=== GIVEN PASSAGE ===

A Conversation with Richard Maltby, Jr. and David Shire

March 15, 2020

By Shellen Lubin

SHELLEN Let’s start with what led to Starting Here, Starting Now, and how you used cabaret to showcase your songs and get exposure for your work.

RICHARD It’s funny. We actually started at Upstairs at the Downstairs, with Julius Monk’s and Billy Barnes’s shows. That was where writers broke in, with cabaret revues. That was the place where you could write theatrical songs.

DAVID Revue songs, stand-alone songs — as opposed to show songs. But we never planned to become well-known for revues. We spent many years writing book shows trying to get one of them on. We couldn’t get them on.

RICHARD That wasn’t totally true. The Sap of Life ran Off Broadway for six weeks. Then there was Love Match at the Ahmanson, and How Do You Do, I Love You. They got on, but they didn’t get to Broadway. Then we realized we had an enormous number of songs, so we put them together and made a revue, which was Starting Here, Starting Now. We started it at Manhattan Theatre Club, then when it moved [to Barbarann]. we added five or six new songs. We realized most of the songs were young, positive, sunny, and we needed some sourness in the apple. “Flair” was new, “I Don’t Believe in Christmas,” the opening of the second act, and “I Don’t Believe It,” which was a new lyric to a song from Love Match.

DAVID We’re the kings of recycling.

SHELLEN Starting Here, Starting Now also had new sounds for the female voice–soprano blending seamlessly on the bottom and alto blending seamlessly on the top to extend the range with great consistency. Was that intentional, with the writing and/or the casting?

===

TASK 1: Do these statements agree with the interview? Mark each yes or no and quote the words that decide it. (a) The Sap of Life ran Off Broadway for six weeks. (b) Starting Here, Starting Now first opened at the Ahmanson. (c) "I Don't Believe It" set a new lyric to a song from Love Match.

=== EXTRACTED INFORMATION ===

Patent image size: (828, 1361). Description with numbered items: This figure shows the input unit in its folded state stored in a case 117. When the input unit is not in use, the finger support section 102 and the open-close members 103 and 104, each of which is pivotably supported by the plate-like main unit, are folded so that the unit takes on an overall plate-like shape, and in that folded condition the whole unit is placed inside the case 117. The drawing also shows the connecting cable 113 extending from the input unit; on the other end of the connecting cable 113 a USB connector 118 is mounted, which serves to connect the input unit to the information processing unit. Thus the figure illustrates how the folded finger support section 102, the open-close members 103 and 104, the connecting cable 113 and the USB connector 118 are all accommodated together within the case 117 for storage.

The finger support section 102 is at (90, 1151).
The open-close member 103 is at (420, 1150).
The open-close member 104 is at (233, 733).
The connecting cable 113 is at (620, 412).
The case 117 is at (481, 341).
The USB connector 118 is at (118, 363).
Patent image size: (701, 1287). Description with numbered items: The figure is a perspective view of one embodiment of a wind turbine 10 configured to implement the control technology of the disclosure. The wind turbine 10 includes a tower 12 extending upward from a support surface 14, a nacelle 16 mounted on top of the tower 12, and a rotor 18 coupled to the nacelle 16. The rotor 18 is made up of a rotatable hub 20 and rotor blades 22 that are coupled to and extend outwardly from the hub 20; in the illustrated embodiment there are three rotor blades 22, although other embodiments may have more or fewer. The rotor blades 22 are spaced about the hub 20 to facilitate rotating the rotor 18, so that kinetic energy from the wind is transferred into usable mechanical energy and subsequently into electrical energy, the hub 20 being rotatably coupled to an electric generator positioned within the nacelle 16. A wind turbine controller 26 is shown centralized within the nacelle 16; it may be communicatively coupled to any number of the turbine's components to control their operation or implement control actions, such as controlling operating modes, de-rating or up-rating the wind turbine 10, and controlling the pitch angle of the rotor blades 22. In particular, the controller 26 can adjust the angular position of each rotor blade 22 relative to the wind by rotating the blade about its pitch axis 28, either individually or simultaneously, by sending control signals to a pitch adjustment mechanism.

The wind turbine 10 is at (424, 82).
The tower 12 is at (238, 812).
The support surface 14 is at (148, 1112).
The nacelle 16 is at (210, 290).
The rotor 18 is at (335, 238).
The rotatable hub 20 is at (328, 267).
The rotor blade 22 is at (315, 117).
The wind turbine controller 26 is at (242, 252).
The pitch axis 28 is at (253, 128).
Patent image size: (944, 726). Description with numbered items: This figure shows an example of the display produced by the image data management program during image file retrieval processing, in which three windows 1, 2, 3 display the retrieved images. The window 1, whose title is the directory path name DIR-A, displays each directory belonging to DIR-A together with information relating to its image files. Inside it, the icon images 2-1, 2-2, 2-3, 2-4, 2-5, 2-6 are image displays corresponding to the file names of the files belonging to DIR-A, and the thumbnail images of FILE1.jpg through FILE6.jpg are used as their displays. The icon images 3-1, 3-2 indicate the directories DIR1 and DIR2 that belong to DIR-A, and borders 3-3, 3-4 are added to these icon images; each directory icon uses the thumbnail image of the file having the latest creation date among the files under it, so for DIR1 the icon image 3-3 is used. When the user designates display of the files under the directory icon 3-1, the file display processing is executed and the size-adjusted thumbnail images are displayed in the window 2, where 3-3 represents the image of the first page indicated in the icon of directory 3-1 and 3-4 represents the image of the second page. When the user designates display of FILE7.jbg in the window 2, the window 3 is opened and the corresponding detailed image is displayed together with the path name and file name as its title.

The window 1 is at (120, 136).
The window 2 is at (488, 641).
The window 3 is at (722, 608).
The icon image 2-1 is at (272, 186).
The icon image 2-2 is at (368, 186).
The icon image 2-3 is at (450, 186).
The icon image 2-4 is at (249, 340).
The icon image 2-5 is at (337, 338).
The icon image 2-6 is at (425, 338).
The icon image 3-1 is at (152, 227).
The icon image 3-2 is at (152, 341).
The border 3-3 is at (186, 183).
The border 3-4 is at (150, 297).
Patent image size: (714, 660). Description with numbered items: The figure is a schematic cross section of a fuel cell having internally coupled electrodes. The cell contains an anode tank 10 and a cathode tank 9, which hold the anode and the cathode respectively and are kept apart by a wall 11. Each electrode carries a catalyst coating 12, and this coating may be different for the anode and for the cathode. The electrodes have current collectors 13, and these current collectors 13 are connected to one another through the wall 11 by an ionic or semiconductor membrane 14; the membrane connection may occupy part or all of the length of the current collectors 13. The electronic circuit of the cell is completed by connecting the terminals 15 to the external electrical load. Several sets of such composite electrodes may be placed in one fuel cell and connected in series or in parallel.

===

TASK 2: Can you write out the records again, from their first line through the line containing "The USB connector 118 is at (118, 363).", with "folded state" changed to "collapsed state" and nothing else altered?

FINAL RESULT 1:
(a) Yes: "The Sap of Life ran Off Broadway for six weeks."
(b) No: "We started it at Manhattan Theatre Club"
(c) Yes: "“I Don’t Believe It,” which was a new lyric to a song from Love Match."

FINAL RESULT 2:
Patent image size: (828, 1361). Description with numbered items: This figure shows the input unit in its collapsed state stored in a case 117. When the input unit is not in use, the finger support section 102 and the open-close members 103 and 104, each of which is pivotably supported by the plate-like main unit, are folded so that the unit takes on an overall plate-like shape, and in that folded condition the whole unit is placed inside the case 117. The drawing also shows the connecting cable 113 extending from the input unit; on the other end of the connecting cable 113 a USB connector 118 is mounted, which serves to connect the input unit to the information processing unit. Thus the figure illustrates how the folded finger support section 102, the open-close members 103 and 104, the connecting cable 113 and the USB connector 118 are all accommodated together within the case 117 for storage.

The finger support section 102 is at (90, 1151).
The open-close member 103 is at (420, 1150).
The open-close member 104 is at (233, 733).
The connecting cable 113 is at (620, 412).
The case 117 is at (481, 341).
The USB connector 118 is at (118, 363).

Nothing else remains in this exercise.